* start DATASET *

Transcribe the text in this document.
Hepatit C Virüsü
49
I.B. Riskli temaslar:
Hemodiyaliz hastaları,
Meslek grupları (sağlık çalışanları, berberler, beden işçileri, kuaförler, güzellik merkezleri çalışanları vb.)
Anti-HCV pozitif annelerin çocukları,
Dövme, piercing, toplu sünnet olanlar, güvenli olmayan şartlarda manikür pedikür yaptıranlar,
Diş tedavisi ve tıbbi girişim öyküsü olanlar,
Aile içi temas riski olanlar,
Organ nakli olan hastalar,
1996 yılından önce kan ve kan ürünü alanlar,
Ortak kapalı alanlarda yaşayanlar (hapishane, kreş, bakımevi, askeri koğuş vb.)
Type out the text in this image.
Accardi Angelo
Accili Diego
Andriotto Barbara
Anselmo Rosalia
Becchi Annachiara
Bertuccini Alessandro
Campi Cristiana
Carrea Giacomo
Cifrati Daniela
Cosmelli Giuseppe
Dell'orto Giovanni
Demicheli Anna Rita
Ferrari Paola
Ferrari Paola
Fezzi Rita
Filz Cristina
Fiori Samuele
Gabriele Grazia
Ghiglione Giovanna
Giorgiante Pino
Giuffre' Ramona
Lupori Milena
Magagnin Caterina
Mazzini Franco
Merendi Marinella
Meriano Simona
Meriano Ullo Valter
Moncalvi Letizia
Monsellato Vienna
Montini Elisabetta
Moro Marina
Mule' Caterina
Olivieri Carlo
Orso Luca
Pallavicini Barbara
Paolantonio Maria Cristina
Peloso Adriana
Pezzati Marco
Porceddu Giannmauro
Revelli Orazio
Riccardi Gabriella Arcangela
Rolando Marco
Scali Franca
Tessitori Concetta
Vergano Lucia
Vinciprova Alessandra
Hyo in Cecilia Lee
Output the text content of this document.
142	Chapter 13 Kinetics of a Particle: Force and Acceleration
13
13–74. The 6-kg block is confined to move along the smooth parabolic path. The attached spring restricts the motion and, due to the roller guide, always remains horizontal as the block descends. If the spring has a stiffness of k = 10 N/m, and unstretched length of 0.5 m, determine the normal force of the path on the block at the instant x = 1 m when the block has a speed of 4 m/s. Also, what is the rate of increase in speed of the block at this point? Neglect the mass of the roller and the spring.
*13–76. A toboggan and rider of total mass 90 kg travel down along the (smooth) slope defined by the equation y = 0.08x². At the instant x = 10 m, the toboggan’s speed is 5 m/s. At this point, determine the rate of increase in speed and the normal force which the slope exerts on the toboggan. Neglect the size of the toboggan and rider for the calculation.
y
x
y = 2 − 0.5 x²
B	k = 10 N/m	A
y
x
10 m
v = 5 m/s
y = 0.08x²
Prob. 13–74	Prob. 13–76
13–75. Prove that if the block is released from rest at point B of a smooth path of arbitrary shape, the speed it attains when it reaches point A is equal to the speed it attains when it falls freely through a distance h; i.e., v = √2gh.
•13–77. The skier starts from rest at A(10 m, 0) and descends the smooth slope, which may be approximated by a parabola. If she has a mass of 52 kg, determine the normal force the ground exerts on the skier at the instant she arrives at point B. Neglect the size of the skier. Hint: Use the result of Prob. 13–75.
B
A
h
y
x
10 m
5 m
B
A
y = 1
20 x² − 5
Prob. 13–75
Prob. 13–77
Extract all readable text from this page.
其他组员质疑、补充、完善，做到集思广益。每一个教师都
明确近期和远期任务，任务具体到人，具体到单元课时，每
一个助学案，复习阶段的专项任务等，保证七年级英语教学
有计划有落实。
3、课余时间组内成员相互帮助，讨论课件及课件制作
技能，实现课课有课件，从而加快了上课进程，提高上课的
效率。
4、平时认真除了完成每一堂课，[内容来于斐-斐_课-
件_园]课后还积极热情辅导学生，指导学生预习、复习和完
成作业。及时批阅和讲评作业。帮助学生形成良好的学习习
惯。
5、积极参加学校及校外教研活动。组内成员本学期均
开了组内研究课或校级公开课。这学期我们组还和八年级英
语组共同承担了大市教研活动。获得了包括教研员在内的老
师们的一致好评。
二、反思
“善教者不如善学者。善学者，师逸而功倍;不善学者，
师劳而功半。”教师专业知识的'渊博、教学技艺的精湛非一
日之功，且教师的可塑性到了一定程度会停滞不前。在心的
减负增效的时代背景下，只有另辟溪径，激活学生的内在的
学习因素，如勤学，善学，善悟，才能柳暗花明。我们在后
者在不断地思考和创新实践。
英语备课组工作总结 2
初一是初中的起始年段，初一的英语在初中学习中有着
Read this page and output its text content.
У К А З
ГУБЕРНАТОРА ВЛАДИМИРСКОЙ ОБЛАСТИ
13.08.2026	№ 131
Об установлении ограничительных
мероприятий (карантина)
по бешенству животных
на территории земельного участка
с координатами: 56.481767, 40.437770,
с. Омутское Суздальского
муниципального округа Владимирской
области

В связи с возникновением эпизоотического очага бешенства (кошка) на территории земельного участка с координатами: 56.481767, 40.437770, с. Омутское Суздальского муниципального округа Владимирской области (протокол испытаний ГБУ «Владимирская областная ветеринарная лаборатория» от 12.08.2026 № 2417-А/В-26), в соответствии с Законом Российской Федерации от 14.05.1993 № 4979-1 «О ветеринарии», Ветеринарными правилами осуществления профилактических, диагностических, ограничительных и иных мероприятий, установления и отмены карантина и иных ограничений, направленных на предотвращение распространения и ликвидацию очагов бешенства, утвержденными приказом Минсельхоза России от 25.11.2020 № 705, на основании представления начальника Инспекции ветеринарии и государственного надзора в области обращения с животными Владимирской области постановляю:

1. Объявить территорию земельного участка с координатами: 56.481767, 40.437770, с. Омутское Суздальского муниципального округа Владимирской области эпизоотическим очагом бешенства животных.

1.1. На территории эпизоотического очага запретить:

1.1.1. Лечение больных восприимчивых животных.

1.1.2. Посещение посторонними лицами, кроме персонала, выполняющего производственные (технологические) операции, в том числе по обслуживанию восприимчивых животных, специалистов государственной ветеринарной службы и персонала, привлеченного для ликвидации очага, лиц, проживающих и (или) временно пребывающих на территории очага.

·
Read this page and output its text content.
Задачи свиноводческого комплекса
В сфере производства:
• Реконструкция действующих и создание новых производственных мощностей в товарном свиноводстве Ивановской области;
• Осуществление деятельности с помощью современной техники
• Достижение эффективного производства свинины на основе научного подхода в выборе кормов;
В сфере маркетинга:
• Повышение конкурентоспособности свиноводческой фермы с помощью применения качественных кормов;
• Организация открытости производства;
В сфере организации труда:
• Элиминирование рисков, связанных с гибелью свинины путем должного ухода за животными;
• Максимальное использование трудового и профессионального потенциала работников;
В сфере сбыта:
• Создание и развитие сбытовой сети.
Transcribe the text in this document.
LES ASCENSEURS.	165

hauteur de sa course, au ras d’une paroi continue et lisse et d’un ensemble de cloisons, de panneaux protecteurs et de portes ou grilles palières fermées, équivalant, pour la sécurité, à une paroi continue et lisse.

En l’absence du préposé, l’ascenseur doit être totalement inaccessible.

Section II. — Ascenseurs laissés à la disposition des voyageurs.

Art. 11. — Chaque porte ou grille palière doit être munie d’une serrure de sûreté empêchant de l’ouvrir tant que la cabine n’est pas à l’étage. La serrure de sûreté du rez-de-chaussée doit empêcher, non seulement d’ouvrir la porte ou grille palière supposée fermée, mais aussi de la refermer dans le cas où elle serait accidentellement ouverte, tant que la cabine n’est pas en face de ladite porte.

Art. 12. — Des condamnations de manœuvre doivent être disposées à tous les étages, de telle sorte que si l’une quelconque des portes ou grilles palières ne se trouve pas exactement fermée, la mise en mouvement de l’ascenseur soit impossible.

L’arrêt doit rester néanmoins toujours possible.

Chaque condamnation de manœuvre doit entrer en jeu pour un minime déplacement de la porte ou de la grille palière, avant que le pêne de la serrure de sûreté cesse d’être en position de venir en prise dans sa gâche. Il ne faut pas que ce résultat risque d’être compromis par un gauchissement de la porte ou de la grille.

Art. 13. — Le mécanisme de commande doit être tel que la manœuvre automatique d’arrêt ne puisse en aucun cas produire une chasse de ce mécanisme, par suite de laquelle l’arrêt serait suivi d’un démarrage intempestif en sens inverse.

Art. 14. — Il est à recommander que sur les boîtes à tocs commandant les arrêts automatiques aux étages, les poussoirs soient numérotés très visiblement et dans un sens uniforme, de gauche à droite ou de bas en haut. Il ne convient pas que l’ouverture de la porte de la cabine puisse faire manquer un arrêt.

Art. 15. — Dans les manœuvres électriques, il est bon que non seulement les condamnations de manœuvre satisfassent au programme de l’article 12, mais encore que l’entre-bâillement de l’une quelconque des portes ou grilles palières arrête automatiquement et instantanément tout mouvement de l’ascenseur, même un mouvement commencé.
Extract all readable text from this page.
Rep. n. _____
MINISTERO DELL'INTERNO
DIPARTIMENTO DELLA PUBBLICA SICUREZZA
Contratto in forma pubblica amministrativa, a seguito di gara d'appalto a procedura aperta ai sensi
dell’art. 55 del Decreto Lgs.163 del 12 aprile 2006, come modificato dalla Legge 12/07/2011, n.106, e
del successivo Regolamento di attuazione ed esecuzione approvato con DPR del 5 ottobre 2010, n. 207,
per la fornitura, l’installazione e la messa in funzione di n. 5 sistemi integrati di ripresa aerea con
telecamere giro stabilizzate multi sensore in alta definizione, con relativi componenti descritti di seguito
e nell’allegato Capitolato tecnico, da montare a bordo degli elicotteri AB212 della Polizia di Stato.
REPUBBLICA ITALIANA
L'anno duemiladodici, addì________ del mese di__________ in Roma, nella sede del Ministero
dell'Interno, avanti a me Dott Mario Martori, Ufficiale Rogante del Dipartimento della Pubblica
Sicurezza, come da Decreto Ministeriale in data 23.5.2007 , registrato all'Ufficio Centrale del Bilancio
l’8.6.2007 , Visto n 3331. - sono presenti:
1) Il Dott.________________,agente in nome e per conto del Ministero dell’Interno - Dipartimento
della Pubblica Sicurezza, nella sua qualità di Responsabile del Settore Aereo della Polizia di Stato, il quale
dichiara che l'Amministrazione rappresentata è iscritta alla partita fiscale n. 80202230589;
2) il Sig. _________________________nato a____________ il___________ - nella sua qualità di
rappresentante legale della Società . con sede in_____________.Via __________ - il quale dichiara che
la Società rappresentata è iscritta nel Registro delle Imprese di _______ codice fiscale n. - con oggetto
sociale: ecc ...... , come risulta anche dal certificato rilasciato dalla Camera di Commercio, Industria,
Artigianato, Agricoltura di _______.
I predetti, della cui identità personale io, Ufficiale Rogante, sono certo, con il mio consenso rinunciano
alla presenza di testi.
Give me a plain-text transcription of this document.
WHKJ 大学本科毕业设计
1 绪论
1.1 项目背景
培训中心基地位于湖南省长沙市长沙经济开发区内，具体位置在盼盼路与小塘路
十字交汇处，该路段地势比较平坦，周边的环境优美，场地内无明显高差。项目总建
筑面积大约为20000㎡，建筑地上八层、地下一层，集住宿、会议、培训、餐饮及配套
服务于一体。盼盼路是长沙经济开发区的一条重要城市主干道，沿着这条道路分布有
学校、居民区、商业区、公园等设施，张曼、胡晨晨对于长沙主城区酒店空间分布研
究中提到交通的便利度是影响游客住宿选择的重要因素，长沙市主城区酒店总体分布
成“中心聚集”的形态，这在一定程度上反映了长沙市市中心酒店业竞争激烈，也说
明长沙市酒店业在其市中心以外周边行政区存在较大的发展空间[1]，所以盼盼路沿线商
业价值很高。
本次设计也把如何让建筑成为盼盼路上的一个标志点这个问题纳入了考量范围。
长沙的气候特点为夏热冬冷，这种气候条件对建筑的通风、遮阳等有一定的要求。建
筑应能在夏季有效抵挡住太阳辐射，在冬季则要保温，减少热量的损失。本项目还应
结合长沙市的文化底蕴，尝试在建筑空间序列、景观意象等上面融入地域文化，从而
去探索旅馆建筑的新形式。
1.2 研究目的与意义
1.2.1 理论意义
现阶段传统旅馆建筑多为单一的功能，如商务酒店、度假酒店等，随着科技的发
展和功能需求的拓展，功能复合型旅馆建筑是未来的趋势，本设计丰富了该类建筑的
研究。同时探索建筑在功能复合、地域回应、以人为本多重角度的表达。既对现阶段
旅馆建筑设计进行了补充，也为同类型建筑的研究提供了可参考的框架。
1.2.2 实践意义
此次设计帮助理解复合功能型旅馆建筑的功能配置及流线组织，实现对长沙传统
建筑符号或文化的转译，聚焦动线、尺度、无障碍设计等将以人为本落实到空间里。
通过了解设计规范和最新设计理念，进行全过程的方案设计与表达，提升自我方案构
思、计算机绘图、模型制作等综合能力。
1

* end DATASET *

- TASK INSTRUCTIONS: Lines holding the word "come" in the entries above are the ones to pull out. Copy them all.

- CORRECT ANSWER:
dell’art. 55 del Decreto Lgs.163 del 12 aprile 2006, come modificato dalla Legge 12/07/2011, n.106, e
Sicurezza, come da Decreto Ministeriale in data 23.5.2007 , registrato all'Ufficio Centrale del Bilancio
sociale: ecc ...... , come risulta anche dal certificato rilasciato dalla Camera di Commercio, Industria,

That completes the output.